_Task statement_.
Copy down every line where the string "migration" shows up.

☆ ☆ ☆ ☆ ☆ ☆ ☆

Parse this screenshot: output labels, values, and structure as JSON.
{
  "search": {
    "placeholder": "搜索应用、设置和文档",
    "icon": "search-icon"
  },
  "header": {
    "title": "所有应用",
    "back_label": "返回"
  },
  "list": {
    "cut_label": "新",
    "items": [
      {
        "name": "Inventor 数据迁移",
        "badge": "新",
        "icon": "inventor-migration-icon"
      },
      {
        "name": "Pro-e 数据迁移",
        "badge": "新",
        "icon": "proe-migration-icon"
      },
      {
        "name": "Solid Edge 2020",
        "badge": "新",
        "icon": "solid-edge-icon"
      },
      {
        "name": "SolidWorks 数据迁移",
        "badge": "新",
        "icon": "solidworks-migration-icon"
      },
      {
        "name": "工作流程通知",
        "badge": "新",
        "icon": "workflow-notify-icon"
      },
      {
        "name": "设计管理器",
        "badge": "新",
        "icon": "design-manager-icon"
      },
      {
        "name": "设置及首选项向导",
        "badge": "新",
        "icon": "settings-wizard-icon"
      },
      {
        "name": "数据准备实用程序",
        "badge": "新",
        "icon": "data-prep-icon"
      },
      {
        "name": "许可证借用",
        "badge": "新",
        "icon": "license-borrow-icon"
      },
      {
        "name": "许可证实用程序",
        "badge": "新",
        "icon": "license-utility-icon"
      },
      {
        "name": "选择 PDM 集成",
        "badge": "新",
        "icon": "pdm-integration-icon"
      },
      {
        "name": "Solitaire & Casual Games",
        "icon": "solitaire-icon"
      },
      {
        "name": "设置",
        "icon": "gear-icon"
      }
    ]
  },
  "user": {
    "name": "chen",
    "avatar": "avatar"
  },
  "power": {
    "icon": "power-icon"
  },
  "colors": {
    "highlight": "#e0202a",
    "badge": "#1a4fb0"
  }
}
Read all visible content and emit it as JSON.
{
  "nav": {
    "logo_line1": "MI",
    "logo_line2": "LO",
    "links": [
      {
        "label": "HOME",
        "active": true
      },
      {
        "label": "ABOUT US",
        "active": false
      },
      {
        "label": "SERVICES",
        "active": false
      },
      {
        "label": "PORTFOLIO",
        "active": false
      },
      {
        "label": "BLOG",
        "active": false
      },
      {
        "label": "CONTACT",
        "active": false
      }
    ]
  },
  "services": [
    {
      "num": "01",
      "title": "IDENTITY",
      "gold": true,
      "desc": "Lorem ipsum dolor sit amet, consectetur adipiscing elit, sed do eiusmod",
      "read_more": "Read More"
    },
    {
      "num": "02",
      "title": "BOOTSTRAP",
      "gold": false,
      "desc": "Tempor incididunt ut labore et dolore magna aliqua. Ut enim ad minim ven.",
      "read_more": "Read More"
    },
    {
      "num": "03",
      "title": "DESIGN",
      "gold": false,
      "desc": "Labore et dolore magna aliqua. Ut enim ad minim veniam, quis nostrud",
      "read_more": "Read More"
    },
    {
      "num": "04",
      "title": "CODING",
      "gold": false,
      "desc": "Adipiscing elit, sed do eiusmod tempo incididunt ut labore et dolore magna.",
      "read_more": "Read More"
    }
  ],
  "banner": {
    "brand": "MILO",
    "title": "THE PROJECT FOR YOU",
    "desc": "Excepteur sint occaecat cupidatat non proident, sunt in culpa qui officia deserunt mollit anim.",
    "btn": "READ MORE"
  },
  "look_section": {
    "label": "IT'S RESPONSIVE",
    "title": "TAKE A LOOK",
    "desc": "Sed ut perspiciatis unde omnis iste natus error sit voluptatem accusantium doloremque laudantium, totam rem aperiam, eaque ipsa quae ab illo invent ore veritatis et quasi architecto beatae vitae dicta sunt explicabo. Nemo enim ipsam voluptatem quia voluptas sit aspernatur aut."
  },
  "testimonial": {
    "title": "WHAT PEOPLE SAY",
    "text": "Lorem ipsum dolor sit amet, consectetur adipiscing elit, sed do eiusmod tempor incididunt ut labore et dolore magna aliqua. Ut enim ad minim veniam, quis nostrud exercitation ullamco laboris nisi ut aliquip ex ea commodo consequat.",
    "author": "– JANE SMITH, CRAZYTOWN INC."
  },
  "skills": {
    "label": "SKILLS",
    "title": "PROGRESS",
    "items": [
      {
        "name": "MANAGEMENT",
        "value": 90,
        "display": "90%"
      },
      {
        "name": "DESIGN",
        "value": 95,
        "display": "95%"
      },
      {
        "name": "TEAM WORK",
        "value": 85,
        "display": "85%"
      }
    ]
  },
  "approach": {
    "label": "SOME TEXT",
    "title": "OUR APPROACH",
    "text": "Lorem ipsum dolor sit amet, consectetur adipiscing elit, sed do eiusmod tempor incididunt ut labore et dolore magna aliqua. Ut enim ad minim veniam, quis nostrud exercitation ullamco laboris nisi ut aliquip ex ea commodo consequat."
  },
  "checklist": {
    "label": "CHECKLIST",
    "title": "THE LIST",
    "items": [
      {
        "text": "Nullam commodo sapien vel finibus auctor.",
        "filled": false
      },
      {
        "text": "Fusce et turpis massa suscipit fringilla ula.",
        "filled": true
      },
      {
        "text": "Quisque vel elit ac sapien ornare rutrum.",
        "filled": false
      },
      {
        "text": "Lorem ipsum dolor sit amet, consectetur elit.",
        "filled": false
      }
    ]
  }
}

☆ ☆ ☆ ☆ ☆ ☆ ☆

_Reply_.
        "icon": "inventor-migration-icon"
        "icon": "proe-migration-icon"
        "icon": "solidworks-migration-icon"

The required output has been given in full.